** Begin Text block **

Cover

Formulae Cheat Sheet to Prepare for Machine Learning Specialty

Remember how to write Confusion Matrix

  • Know how to write confusion matrix when Actual and Predicted are swapped
  • Write down both versions of confusion matrix in a rough sheet provided as soon as you start exam

Confusion Matrix

Basic Formulae for Classification

Precision, Recall and Specificity

$$ Precision = Positive Prediction Value (PPV) = \frac{TP}{TP+FP} $$ $$ Recall = Sensitivity = True Positive Rate (TPR) = \frac{TP}{TP+FN} $$ $$ Specificity = True Negative Rate (TNR) = \frac{TN}{TN+FP} $$

Sudo Exam Tip:

  • How to remember above formulae ?
    • After having understood what above formulae mean, only way to quickly reproduce is to have some sort of recall :) from your memory, here is a trick, the way I remember:
      • Precision:
        • Precision formula has all components ending with P i.e. Precision = TP/(TP+FP)
      • Recall:
        • Once you know Precision, for Recall just replace the FP -> FN, that’s all!

** End Text block **

Written problem 1:
Format the listing below as a numbered list, one entry per line, leaving out any blank lines.

** Begin Data for the task **

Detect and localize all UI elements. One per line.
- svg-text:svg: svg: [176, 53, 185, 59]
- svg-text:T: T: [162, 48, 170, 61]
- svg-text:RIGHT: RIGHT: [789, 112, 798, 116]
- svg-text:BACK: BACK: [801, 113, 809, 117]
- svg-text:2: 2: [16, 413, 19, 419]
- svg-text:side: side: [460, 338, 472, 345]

** End Data for the task **

Written problem 2:
In the cheat sheet above, list every alternative name given for Precision, Recall, and Specificity.

Task output 1:
1. Detect and localize all UI elements. One per line.
2. - svg-text:svg: svg: [176, 53, 185, 59]
3. - svg-text:T: T: [162, 48, 170, 61]
4. - svg-text:RIGHT: RIGHT: [789, 112, 798, 116]
5. - svg-text:BACK: BACK: [801, 113, 809, 117]
6. - svg-text:2: 2: [16, 413, 19, 419]
7. - svg-text:side: side: [460, 338, 472, 345]

Task output 2:
- Precision: Positive Prediction Value (PPV)
- Recall: Sensitivity; True Positive Rate (TPR)
- Specificity: True Negative Rate (TNR)